-- START OF Input material --

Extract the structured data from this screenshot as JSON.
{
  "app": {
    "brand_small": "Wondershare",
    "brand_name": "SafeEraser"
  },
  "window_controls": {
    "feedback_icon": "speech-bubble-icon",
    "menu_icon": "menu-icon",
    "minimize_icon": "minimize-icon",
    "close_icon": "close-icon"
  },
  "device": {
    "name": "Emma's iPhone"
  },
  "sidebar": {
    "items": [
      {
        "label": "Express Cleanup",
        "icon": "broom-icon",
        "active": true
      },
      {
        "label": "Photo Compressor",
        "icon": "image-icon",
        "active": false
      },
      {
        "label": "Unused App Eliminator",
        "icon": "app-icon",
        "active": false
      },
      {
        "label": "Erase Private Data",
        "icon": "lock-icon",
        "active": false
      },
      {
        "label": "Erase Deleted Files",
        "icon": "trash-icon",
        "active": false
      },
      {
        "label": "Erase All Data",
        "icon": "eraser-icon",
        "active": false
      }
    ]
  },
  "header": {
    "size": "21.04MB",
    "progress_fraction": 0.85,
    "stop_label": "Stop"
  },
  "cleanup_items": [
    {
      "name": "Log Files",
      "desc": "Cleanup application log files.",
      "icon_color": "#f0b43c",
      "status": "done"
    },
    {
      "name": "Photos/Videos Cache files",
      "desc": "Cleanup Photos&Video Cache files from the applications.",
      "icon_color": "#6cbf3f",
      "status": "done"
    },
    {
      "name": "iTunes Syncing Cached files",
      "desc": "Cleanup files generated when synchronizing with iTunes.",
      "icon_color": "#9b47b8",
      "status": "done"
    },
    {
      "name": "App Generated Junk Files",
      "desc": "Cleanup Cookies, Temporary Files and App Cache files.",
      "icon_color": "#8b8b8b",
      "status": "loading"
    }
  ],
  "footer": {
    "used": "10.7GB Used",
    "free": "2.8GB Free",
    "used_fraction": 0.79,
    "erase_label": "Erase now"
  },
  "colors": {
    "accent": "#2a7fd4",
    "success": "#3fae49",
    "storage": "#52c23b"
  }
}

-- END OF Input material --

Objective:
Above are the records. Identify each line that contains the word "Photos".

Expected answer:
      "name": "Photos/Videos Cache files",
      "desc": "Cleanup Photos&Video Cache files from the applications.",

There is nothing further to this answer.